(Dataset entries on figures)
* * * * * * * * *

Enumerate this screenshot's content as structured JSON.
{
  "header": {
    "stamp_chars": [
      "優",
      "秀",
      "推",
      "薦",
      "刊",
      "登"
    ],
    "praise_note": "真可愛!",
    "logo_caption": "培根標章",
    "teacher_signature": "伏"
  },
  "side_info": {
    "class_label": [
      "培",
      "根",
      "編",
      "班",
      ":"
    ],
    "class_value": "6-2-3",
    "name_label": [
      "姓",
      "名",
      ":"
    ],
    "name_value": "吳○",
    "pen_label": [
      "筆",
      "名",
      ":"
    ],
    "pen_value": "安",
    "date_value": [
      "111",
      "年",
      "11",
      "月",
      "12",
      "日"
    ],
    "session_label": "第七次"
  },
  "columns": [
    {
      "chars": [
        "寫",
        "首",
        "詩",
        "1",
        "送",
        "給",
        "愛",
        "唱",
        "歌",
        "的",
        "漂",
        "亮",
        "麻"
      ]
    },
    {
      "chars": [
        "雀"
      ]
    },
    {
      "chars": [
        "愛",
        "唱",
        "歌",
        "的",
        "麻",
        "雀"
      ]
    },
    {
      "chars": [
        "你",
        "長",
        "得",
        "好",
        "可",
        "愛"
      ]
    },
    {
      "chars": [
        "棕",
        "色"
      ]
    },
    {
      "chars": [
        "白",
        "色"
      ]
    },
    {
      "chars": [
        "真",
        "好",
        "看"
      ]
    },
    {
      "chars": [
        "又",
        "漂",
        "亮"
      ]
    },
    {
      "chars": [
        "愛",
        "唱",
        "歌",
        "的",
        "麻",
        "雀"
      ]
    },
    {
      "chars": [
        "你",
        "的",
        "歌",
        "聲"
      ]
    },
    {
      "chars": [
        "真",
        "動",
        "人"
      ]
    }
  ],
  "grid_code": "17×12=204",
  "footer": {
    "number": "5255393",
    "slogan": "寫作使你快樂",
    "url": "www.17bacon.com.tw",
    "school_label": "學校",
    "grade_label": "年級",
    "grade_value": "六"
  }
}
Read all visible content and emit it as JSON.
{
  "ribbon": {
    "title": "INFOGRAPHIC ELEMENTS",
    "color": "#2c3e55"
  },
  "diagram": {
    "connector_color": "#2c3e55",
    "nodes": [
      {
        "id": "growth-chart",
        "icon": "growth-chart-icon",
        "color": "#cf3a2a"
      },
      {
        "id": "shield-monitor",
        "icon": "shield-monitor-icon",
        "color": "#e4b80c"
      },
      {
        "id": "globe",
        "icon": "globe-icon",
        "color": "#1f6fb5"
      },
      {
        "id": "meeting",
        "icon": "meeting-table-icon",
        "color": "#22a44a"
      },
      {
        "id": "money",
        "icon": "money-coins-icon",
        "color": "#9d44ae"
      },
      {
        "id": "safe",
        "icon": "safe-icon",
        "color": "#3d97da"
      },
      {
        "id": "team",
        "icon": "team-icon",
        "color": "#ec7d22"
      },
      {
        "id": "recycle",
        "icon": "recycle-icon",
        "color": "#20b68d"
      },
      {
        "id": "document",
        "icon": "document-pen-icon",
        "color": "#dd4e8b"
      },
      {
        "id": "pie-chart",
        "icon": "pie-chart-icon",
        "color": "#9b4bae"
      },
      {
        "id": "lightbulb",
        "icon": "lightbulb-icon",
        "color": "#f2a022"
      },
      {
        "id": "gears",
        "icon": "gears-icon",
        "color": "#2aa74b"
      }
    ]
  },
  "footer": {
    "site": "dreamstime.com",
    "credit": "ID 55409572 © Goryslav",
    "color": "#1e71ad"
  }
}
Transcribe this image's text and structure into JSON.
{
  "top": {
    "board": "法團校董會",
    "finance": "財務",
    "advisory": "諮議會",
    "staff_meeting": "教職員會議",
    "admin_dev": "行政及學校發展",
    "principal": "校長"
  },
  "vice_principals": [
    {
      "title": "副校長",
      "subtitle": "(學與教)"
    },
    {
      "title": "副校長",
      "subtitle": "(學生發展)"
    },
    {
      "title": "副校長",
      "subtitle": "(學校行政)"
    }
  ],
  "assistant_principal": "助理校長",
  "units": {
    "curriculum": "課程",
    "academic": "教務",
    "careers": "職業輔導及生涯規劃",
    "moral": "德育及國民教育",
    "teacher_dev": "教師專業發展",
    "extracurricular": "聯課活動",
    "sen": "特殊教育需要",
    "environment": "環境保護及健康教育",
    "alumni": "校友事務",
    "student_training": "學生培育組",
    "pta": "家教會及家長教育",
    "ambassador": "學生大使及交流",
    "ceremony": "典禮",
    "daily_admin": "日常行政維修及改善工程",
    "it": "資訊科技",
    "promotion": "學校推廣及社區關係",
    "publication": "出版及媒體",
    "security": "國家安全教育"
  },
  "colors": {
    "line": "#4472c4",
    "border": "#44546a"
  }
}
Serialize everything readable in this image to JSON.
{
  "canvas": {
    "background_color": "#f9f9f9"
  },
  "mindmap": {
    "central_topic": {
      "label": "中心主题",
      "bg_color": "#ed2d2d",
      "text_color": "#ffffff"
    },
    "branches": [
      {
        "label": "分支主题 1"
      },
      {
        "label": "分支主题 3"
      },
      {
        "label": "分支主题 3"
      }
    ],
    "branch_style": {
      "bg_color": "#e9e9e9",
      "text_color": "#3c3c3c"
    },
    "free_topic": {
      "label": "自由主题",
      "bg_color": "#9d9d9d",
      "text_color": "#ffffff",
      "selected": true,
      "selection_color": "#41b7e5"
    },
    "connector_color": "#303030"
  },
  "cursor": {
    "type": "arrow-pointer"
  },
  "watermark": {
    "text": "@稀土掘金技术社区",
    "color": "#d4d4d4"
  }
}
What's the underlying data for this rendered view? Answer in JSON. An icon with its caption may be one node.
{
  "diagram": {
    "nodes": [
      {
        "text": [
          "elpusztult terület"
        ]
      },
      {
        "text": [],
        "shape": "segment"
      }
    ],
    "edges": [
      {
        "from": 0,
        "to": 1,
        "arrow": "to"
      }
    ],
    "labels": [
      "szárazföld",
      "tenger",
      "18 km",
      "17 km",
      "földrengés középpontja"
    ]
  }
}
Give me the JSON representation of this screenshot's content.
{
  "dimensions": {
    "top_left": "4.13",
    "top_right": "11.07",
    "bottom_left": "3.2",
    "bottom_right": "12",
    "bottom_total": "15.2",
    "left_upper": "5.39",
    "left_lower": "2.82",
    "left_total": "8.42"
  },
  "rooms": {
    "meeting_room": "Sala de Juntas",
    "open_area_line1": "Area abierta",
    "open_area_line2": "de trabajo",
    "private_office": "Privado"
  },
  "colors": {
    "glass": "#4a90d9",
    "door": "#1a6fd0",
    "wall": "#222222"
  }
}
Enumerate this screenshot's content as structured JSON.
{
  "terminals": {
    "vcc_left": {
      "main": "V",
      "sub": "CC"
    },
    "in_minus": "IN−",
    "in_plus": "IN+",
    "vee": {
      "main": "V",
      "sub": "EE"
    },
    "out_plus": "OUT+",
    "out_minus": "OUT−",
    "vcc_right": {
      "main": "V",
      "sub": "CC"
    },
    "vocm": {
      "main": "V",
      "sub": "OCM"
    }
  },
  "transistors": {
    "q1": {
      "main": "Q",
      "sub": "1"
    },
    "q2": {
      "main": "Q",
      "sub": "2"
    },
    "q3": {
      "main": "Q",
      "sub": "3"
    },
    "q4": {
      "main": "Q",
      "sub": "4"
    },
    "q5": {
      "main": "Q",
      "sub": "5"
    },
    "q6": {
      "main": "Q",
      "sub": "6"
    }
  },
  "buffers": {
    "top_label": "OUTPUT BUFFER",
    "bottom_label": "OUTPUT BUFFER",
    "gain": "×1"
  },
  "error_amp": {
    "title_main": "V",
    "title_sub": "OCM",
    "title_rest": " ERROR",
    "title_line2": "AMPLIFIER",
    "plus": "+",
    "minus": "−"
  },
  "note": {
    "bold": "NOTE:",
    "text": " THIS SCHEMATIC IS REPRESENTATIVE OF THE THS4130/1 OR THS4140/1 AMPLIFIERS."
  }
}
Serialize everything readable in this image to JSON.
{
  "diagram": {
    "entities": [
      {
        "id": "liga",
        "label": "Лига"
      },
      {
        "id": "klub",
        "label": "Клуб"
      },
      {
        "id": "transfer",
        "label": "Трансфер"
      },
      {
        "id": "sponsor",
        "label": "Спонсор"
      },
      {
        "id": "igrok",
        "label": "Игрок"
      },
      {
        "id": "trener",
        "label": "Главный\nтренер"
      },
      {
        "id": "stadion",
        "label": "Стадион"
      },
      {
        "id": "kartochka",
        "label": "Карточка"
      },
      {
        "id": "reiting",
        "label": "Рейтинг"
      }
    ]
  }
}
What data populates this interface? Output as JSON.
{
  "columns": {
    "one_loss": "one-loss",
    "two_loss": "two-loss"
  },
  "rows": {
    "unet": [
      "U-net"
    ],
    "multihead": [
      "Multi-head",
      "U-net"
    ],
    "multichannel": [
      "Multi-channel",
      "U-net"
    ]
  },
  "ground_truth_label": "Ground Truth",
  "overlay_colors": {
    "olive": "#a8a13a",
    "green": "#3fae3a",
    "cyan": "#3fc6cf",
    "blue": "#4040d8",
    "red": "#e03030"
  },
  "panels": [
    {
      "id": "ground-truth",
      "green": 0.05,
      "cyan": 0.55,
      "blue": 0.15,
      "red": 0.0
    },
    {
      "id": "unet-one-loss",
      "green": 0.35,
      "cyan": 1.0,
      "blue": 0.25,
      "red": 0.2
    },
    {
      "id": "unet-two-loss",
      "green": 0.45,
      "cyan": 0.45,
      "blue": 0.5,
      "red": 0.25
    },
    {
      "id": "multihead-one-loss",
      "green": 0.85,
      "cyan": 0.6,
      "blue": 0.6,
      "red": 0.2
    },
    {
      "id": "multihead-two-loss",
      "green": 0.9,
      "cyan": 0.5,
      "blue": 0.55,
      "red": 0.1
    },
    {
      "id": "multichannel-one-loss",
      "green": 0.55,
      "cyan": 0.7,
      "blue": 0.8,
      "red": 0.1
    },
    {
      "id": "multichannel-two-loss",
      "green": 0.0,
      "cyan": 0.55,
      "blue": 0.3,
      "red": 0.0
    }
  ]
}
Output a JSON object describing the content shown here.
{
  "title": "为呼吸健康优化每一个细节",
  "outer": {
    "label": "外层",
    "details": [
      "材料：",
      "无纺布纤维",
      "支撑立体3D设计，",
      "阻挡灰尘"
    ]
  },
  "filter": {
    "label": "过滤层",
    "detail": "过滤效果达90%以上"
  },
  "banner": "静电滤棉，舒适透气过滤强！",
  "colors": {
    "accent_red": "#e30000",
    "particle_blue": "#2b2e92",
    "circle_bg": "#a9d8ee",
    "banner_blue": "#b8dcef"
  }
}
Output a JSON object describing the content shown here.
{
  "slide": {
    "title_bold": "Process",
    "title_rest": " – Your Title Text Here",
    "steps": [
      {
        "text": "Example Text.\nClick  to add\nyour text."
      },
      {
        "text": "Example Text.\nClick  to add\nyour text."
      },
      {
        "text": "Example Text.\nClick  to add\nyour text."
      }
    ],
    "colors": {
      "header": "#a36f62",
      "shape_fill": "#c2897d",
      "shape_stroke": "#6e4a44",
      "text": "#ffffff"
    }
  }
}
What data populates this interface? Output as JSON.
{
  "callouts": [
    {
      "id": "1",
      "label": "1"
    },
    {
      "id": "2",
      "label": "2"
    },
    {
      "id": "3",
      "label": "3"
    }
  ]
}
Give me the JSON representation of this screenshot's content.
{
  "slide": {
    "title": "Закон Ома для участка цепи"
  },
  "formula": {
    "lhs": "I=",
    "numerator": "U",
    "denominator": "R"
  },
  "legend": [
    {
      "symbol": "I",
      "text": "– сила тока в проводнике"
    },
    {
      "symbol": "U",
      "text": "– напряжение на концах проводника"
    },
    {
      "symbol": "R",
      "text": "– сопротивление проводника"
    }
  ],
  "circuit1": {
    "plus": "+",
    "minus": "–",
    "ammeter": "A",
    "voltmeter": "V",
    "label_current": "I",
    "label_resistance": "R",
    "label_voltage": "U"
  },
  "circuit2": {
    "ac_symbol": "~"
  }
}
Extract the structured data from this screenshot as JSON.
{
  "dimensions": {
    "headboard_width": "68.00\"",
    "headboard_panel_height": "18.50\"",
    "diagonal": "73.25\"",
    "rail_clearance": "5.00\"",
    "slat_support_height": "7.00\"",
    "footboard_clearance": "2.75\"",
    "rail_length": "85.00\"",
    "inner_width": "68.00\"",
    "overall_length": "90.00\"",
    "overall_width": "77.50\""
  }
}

* * * * * * * * *

◆ **Exercise directions**:
Give only the number of lines above that hold the string "loss".

◆ **Output of the task**:
8